**Directions for this task**
Search the material and gather each line with "Forward" in it.

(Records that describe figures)
........

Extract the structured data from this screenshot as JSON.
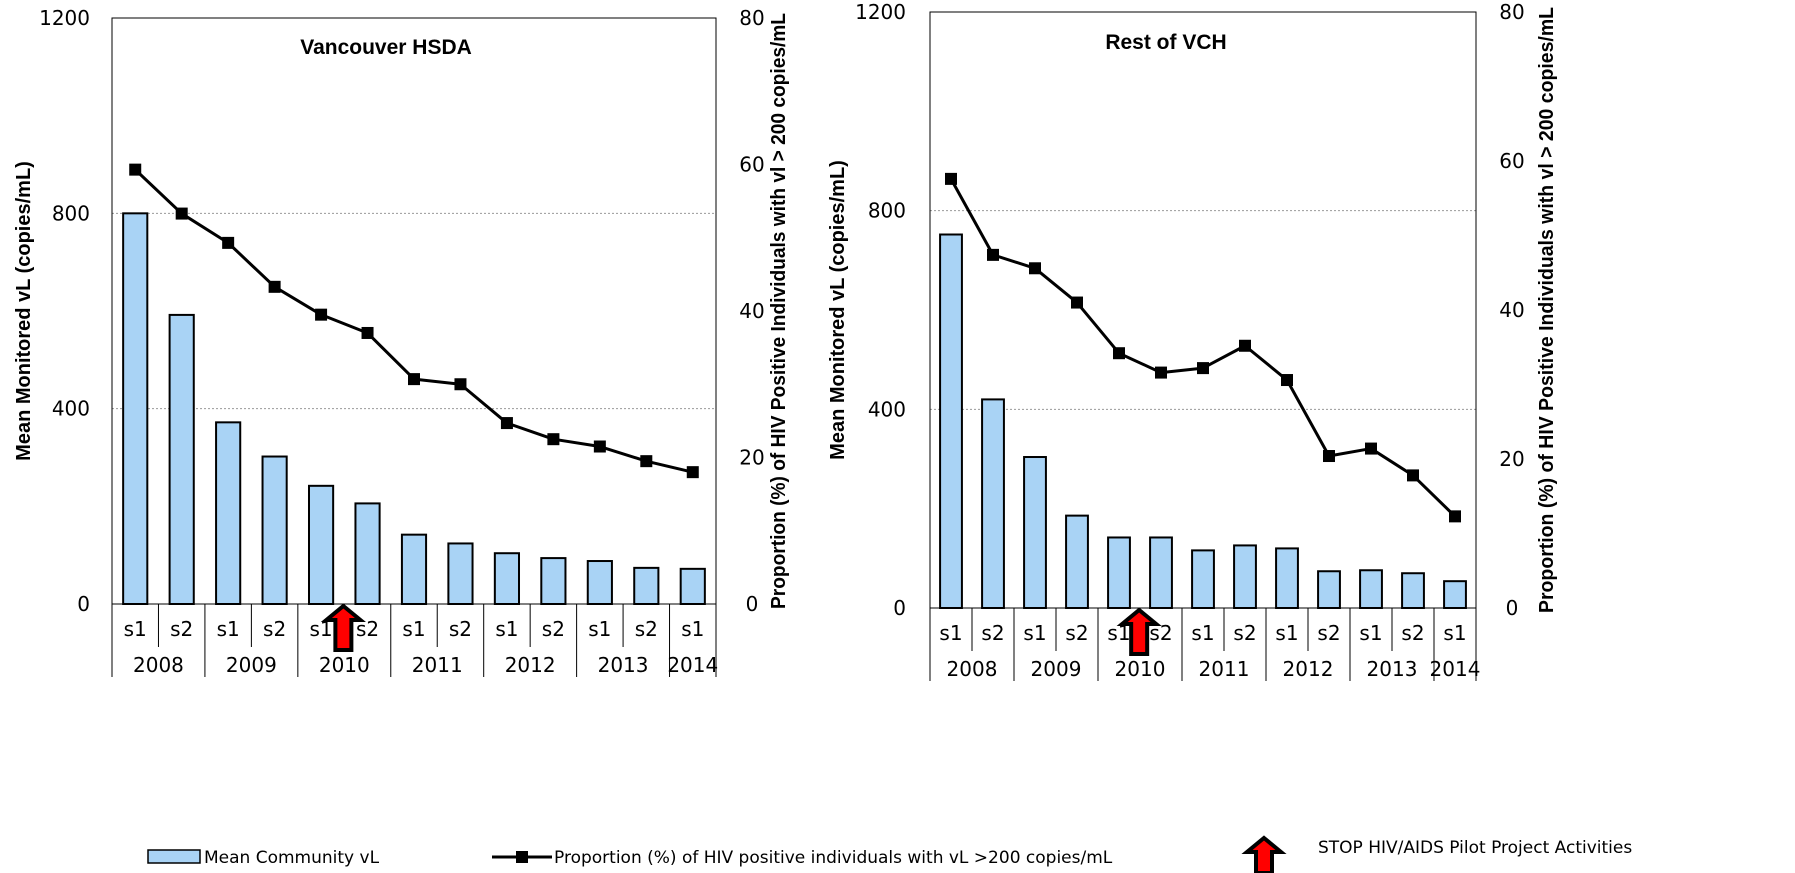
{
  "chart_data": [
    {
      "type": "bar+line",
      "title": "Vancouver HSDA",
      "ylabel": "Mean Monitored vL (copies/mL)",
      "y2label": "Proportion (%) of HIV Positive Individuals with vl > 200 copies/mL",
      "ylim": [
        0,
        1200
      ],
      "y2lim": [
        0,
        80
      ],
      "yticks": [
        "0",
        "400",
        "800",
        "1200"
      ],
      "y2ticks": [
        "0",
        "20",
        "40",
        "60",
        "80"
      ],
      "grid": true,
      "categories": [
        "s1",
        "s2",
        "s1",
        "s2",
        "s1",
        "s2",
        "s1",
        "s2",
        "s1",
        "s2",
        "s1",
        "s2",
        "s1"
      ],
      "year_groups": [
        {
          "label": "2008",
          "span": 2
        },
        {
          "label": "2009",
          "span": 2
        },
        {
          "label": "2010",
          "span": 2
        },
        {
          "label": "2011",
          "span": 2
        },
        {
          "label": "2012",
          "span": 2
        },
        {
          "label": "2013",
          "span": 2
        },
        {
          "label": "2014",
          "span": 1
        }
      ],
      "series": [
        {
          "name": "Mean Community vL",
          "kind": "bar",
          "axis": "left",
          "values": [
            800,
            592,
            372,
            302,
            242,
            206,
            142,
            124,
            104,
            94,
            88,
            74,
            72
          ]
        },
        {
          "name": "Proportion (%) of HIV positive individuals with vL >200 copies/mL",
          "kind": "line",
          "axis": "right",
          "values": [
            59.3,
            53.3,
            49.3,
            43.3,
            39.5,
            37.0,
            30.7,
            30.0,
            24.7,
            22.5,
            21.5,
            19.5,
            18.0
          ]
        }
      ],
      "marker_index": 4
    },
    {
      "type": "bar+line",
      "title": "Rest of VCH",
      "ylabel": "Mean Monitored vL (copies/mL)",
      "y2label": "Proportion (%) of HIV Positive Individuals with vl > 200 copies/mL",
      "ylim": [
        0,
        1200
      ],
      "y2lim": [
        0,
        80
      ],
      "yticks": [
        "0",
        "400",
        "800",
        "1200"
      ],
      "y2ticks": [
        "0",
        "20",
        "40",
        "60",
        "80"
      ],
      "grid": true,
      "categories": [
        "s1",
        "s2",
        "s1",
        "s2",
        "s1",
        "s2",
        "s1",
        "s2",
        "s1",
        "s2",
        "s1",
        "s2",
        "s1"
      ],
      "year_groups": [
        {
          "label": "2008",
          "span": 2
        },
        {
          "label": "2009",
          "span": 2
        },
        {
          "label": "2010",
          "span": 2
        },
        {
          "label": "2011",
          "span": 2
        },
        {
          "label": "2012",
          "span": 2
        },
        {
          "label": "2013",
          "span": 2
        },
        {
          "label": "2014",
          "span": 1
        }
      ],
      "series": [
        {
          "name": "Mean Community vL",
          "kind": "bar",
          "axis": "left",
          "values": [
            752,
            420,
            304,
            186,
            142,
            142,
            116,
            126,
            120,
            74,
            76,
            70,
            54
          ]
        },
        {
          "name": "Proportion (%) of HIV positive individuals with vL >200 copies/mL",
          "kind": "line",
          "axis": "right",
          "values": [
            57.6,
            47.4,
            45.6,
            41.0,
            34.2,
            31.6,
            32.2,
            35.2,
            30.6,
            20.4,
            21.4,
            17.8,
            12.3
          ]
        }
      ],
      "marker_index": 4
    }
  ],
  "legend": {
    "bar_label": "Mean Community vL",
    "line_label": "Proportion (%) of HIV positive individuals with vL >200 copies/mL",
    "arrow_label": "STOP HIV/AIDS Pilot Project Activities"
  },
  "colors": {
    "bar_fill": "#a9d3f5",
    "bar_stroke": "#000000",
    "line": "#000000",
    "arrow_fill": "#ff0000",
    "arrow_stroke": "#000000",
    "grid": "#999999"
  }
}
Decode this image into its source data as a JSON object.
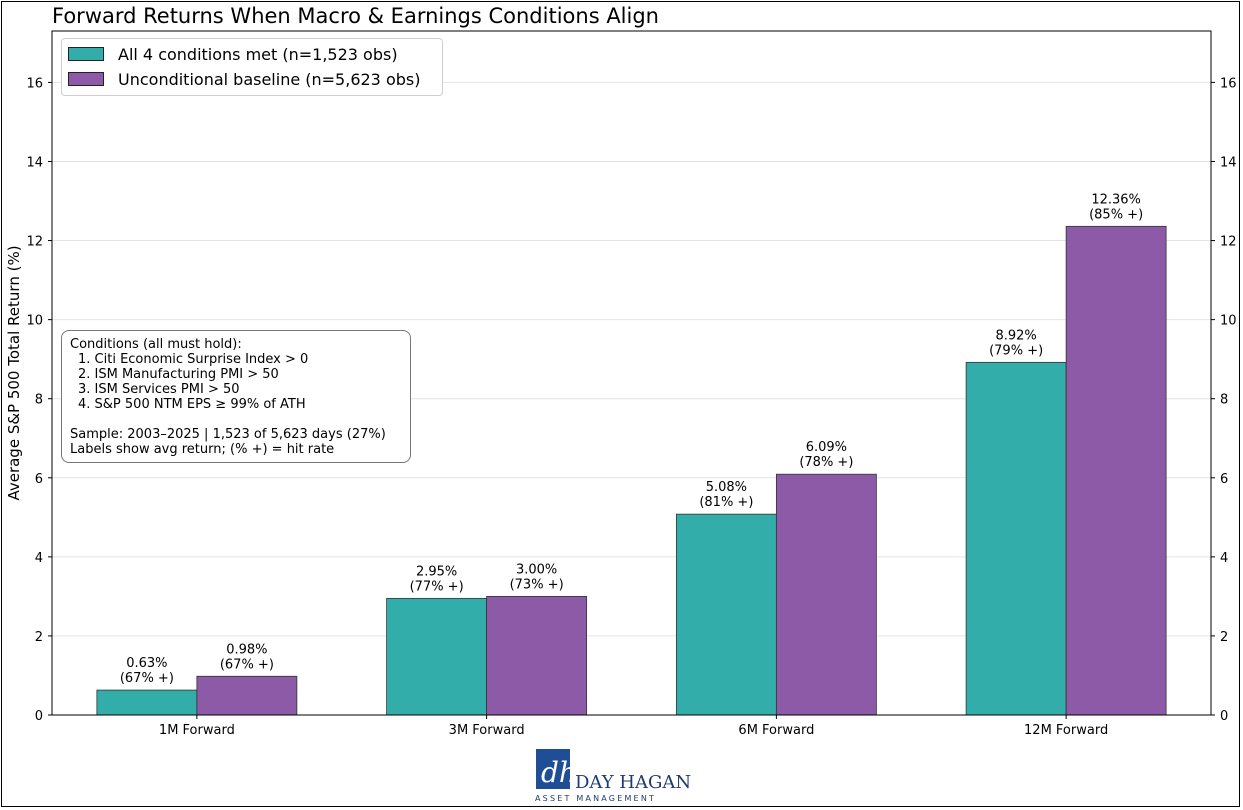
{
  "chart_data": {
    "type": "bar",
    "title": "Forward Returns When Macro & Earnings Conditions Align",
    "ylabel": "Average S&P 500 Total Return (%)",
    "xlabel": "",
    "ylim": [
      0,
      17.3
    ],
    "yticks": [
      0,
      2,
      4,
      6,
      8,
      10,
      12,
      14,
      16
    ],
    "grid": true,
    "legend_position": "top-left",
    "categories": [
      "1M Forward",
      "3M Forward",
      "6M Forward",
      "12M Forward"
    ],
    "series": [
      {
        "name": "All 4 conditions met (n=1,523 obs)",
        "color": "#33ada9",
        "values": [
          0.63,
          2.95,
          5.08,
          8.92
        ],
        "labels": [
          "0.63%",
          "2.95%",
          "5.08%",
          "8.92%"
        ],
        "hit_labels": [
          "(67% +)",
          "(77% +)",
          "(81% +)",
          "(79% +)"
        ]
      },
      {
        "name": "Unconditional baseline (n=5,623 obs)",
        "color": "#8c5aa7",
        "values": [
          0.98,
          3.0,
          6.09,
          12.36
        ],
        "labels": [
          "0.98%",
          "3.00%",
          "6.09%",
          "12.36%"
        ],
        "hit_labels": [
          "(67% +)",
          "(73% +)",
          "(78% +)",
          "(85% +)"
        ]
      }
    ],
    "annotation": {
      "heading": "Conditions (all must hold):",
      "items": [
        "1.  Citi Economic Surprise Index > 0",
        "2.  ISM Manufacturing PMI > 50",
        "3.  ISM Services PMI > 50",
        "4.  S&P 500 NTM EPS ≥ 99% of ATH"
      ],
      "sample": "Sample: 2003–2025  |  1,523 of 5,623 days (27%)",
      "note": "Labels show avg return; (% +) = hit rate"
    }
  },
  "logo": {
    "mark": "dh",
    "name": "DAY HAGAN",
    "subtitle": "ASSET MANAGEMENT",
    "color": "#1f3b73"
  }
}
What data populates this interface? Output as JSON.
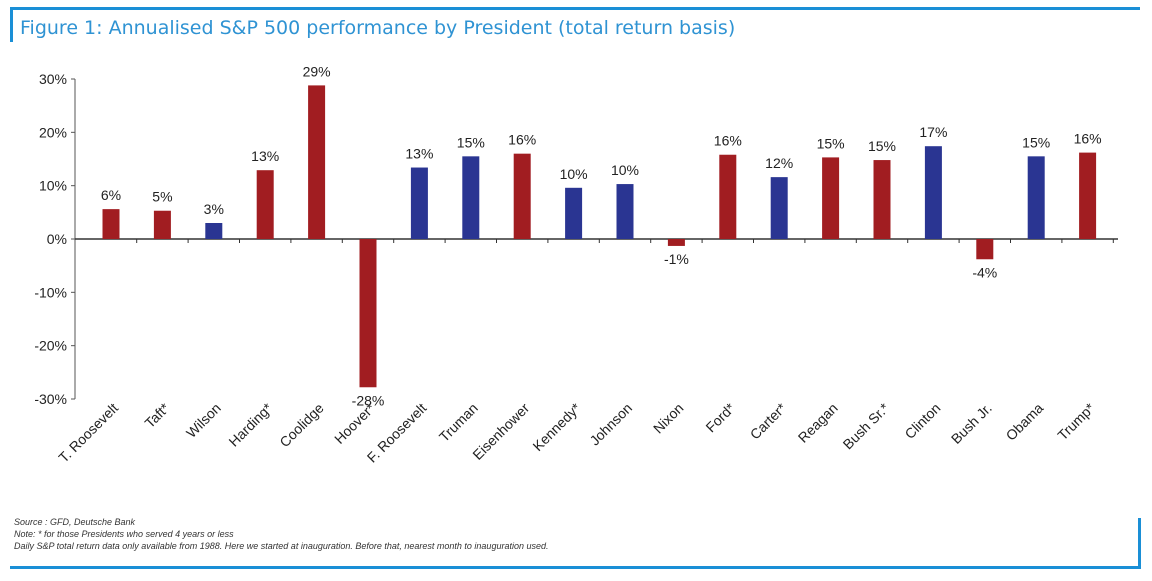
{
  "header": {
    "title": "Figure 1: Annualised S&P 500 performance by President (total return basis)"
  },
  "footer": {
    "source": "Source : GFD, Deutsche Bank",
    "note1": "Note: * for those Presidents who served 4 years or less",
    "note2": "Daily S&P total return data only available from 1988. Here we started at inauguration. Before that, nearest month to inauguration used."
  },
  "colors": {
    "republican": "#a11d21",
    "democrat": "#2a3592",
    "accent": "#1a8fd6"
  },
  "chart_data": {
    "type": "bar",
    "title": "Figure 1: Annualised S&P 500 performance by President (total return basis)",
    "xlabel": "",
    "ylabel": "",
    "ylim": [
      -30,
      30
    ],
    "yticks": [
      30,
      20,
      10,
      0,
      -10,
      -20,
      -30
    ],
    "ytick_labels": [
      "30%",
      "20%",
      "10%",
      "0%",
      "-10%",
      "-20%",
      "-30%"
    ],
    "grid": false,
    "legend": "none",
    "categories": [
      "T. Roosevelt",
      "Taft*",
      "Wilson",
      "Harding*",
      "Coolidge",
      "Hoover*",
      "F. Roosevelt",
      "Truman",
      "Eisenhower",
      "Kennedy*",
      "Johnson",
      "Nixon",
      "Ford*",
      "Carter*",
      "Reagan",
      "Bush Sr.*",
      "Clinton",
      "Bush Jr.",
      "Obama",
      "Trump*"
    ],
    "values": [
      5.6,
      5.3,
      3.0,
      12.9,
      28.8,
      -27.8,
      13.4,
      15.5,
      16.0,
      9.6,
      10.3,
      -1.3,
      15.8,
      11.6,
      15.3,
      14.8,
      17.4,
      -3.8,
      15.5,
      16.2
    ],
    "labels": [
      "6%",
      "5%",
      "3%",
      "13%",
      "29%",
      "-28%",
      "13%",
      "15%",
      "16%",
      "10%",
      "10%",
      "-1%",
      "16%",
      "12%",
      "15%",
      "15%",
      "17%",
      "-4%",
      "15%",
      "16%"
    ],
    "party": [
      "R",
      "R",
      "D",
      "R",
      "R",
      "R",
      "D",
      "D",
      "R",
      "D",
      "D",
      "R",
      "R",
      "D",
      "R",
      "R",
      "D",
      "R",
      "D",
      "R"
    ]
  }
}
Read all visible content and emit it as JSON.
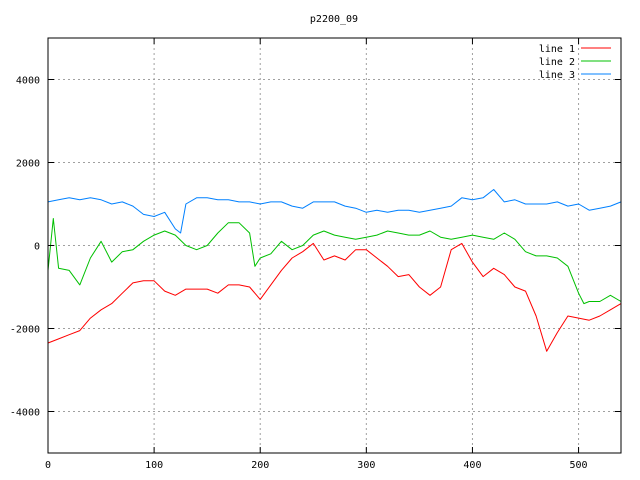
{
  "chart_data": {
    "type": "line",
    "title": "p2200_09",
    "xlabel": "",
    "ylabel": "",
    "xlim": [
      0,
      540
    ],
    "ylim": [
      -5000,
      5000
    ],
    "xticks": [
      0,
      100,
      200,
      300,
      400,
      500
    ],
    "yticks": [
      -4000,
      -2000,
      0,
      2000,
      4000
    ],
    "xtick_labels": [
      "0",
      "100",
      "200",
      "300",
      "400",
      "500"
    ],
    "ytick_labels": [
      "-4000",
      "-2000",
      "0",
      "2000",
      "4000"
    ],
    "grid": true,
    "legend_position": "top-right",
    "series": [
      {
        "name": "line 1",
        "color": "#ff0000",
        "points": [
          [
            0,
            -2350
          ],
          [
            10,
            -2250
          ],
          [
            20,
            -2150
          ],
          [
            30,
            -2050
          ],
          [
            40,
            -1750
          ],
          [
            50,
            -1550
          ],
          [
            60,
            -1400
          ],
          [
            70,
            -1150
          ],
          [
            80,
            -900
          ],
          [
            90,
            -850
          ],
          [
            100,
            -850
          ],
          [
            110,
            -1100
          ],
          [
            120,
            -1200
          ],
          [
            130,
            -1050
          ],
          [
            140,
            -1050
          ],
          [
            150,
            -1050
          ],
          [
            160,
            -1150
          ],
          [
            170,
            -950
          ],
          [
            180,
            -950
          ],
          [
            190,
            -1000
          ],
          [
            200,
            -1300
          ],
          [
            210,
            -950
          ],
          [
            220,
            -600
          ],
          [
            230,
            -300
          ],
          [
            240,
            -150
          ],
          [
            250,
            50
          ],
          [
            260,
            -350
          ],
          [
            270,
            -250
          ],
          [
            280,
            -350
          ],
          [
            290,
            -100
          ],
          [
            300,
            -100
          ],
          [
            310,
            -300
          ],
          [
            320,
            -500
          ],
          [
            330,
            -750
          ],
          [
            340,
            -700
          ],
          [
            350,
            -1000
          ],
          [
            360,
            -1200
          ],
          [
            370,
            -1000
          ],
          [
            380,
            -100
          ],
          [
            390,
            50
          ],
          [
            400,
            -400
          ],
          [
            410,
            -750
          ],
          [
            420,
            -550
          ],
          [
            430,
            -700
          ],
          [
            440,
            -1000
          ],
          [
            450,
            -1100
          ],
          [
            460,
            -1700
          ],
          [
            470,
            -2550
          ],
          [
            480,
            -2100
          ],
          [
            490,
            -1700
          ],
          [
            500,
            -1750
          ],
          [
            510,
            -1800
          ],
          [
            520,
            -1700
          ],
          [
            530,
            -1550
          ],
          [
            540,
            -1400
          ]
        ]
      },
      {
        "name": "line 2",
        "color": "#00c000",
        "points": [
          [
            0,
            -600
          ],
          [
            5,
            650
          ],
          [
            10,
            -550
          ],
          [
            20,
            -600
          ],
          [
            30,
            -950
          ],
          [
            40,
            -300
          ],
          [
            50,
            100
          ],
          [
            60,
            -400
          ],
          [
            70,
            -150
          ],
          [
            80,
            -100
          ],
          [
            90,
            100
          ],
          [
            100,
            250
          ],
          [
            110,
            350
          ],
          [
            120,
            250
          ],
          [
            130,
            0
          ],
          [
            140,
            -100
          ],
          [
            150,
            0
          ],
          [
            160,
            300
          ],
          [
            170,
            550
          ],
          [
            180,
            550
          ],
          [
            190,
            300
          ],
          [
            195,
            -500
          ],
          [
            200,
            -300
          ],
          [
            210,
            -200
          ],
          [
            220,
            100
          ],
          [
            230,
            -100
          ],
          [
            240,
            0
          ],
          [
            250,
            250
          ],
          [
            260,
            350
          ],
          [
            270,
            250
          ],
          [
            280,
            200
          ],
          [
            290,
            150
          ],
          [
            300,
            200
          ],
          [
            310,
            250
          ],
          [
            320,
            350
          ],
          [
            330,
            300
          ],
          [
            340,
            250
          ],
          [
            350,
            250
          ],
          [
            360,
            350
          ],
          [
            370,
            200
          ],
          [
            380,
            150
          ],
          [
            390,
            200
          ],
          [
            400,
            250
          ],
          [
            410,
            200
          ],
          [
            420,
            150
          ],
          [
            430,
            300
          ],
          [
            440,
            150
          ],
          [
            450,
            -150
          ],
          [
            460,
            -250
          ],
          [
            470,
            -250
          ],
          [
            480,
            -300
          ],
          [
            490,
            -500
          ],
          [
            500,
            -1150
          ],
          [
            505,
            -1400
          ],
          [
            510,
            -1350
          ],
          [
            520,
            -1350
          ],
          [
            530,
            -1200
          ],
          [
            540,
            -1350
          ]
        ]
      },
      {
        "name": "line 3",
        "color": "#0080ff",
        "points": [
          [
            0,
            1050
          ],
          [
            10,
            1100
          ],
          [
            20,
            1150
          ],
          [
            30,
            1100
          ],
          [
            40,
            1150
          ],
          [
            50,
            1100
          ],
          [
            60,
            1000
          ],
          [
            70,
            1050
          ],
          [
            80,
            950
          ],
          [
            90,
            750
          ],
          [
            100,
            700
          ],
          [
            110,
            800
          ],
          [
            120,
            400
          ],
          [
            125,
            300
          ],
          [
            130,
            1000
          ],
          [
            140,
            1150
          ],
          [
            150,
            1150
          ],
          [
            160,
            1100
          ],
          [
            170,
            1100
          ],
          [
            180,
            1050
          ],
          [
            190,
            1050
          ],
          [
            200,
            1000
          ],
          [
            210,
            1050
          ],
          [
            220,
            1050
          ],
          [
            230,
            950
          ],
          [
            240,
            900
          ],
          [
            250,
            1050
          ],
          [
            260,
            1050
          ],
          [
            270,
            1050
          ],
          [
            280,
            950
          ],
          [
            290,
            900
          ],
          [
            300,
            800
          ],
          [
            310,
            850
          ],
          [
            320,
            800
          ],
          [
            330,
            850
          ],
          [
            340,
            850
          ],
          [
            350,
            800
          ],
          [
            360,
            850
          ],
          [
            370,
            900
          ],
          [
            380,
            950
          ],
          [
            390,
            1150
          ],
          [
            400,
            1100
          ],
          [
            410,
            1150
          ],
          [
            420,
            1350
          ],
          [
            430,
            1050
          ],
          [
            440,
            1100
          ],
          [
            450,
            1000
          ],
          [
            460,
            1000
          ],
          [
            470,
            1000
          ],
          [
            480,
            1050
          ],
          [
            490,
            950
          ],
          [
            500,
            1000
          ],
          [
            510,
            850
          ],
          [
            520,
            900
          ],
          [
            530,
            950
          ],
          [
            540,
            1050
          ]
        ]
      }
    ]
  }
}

........

**Result for this task**
    "title": "Forward Returns When Macro & Earnings Conditions Align",
      "1M Forward",
      "3M Forward",
      "6M Forward",
      "12M Forward"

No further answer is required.